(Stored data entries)
━━━

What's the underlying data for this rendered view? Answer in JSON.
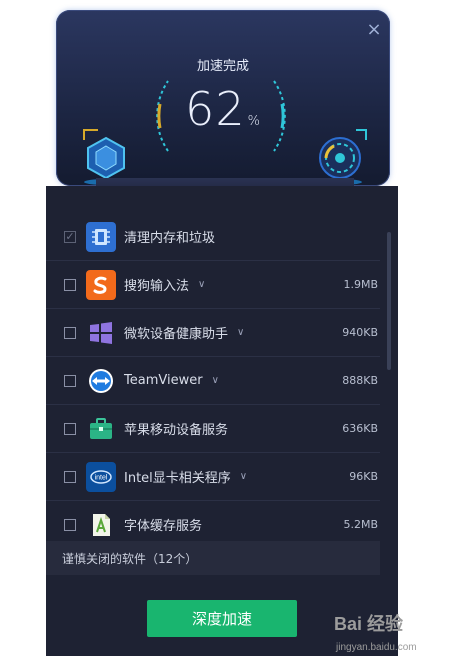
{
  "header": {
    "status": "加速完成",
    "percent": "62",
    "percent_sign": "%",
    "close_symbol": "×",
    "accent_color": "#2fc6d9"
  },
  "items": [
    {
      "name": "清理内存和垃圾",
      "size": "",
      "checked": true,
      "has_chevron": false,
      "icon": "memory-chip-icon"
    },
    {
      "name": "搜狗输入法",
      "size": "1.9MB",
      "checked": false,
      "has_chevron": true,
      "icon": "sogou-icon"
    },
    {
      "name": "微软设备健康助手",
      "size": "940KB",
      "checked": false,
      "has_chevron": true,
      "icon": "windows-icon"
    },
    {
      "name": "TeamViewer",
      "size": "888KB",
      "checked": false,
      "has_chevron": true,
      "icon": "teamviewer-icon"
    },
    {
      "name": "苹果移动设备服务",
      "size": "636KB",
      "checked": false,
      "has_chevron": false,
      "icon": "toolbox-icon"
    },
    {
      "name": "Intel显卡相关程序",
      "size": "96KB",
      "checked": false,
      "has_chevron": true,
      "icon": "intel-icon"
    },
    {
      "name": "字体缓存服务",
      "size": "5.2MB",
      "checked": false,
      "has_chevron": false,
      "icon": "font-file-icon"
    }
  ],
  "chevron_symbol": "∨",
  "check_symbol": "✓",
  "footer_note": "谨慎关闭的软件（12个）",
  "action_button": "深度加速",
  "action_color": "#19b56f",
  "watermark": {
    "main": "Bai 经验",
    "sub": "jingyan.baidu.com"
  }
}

━━━

In the listing, find every line containing the word "size" and list it.

▶ _RESULT OF THIS EXERCISE_
      "size": "",
      "size": "1.9MB",
      "size": "940KB",
      "size": "888KB",
      "size": "636KB",
      "size": "96KB",
      "size": "5.2MB",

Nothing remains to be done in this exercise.